— Written instruction —
In the material below, find each line holding the string "JSON" and copy it.

Data entries
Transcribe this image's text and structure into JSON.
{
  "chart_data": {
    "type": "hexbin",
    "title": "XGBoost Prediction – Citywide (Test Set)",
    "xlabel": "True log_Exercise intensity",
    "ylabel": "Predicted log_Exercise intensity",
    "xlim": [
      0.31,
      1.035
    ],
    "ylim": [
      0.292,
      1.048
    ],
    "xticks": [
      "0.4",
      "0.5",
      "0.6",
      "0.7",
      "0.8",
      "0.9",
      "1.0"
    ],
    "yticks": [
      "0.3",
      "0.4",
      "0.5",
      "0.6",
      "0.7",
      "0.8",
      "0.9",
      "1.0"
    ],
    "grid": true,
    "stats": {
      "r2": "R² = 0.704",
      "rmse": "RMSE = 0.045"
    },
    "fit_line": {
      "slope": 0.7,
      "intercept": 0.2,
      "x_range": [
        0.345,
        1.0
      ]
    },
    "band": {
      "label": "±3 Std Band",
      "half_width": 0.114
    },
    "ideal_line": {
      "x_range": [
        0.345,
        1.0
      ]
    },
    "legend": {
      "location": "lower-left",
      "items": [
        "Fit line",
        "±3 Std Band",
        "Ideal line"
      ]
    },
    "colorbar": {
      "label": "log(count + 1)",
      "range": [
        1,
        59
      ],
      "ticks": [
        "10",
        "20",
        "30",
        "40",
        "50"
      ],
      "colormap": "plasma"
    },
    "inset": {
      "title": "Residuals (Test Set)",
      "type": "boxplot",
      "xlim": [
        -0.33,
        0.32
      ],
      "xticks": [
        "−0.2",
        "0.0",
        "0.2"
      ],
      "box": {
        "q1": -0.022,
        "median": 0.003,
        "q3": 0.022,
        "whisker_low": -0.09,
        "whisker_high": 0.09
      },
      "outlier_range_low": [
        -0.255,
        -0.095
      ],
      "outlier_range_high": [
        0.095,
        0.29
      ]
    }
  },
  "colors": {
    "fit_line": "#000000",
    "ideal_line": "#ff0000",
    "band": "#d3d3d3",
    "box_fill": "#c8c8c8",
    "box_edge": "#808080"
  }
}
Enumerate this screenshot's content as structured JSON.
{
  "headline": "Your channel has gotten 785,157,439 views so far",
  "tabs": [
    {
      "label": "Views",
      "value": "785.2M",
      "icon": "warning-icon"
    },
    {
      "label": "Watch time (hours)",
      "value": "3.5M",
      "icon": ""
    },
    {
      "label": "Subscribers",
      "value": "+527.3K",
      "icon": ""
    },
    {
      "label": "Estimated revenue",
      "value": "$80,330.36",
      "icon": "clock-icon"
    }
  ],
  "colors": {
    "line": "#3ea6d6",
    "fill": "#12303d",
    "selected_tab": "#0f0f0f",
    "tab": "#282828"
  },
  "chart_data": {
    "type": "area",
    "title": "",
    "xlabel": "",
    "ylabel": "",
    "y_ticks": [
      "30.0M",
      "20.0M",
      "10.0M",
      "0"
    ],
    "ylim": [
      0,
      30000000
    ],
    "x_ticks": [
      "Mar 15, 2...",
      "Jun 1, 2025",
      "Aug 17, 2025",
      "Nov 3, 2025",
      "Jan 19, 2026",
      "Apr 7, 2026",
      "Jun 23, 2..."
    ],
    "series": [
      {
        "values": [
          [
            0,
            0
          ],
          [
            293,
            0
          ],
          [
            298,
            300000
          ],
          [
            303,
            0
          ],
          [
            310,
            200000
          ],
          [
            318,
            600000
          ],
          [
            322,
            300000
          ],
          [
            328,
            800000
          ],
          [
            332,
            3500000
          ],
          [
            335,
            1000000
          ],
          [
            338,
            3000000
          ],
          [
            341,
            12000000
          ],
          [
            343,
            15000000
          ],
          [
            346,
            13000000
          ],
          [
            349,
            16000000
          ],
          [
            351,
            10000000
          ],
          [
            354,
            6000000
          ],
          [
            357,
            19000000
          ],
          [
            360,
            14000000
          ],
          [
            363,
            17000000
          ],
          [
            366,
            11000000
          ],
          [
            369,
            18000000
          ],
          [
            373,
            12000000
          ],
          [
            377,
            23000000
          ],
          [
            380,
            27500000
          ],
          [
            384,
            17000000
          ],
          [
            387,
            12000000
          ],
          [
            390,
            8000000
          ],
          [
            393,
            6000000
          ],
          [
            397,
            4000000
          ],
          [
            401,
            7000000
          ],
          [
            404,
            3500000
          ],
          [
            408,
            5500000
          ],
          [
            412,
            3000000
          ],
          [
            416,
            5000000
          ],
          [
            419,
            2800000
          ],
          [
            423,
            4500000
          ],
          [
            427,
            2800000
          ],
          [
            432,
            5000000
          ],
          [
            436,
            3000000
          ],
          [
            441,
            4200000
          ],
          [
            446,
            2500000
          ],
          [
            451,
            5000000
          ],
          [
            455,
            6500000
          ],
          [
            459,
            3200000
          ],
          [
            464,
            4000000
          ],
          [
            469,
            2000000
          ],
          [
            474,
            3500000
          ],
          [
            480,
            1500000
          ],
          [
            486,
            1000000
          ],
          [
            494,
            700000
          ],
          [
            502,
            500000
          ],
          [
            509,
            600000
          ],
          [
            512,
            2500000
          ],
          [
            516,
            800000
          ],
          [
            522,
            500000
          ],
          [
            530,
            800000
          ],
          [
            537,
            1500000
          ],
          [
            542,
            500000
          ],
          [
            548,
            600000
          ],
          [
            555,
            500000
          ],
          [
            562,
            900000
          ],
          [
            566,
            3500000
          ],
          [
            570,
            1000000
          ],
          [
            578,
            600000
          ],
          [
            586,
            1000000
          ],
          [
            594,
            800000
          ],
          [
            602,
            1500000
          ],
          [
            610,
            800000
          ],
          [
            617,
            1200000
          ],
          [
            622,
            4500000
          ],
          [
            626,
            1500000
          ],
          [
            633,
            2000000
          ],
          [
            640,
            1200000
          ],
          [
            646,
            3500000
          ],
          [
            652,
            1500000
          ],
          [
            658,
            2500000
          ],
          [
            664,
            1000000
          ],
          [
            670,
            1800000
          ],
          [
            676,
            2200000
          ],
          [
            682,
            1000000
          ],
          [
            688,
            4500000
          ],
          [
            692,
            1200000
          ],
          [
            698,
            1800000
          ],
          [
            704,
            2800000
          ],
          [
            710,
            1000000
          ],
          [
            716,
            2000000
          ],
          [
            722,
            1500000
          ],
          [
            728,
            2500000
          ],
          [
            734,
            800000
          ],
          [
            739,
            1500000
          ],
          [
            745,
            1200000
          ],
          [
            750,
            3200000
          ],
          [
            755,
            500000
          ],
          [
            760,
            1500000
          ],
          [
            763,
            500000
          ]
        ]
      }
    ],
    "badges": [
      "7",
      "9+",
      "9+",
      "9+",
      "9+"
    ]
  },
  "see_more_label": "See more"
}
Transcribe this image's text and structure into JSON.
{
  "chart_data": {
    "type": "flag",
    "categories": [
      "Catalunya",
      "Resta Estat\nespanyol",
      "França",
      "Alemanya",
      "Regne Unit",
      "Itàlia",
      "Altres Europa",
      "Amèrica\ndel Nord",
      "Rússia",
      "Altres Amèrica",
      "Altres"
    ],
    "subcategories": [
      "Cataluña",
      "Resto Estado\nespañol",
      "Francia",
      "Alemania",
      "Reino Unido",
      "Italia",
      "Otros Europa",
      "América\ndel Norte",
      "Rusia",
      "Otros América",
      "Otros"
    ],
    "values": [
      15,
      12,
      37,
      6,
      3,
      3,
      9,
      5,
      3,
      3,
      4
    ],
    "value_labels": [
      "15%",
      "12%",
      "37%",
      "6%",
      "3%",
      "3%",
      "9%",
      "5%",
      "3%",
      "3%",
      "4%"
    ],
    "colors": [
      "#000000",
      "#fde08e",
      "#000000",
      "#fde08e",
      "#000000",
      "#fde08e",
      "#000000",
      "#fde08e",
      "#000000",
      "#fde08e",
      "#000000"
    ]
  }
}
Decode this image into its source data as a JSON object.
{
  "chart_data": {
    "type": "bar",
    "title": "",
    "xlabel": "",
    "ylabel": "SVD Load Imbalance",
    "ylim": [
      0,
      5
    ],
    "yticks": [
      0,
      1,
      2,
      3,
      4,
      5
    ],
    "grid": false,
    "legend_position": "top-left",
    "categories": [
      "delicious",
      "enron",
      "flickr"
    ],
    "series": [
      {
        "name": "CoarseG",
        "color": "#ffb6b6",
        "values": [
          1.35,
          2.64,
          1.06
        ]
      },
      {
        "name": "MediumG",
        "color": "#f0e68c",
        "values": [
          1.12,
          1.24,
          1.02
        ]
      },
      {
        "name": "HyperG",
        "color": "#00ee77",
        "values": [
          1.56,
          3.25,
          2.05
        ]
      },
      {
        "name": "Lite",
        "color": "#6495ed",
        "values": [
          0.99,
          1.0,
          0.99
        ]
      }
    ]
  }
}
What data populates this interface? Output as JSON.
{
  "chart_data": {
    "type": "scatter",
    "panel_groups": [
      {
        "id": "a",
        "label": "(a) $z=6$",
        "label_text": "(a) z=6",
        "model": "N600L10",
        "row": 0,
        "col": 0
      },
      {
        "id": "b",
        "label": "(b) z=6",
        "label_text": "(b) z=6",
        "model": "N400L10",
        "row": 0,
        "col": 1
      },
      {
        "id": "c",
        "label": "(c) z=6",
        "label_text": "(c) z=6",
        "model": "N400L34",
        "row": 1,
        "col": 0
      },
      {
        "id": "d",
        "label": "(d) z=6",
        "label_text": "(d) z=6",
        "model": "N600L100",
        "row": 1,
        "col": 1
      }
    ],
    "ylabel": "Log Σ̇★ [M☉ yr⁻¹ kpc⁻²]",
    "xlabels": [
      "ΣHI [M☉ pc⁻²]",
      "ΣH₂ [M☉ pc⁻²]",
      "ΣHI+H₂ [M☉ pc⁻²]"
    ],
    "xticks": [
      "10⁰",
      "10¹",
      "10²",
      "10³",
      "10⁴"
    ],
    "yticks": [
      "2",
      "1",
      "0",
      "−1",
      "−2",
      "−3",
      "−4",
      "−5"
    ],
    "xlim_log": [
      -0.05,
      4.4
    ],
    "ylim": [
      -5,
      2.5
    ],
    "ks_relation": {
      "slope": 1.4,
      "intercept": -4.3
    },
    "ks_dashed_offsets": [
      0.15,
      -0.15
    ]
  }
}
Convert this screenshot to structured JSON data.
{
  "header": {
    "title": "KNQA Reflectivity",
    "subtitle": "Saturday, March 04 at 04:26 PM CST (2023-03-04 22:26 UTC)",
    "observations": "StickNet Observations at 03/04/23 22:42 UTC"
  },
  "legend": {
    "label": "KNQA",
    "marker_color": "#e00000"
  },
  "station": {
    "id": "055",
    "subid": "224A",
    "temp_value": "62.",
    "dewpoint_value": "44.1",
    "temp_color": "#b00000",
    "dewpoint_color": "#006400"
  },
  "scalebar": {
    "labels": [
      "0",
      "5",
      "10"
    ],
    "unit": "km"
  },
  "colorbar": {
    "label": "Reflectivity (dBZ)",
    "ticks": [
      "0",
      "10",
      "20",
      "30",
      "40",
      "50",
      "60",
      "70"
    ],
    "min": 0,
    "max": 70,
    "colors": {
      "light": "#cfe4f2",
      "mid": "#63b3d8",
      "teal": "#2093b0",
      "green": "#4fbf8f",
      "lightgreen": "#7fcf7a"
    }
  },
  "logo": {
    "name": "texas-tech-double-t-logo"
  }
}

— Correct result —
Transcribe this image's text and structure into JSON.
Enumerate this screenshot's content as structured JSON.
Transcribe this image's text and structure into JSON.
Decode this image into its source data as a JSON object.
What data populates this interface? Output as JSON.
Convert this screenshot to structured JSON data.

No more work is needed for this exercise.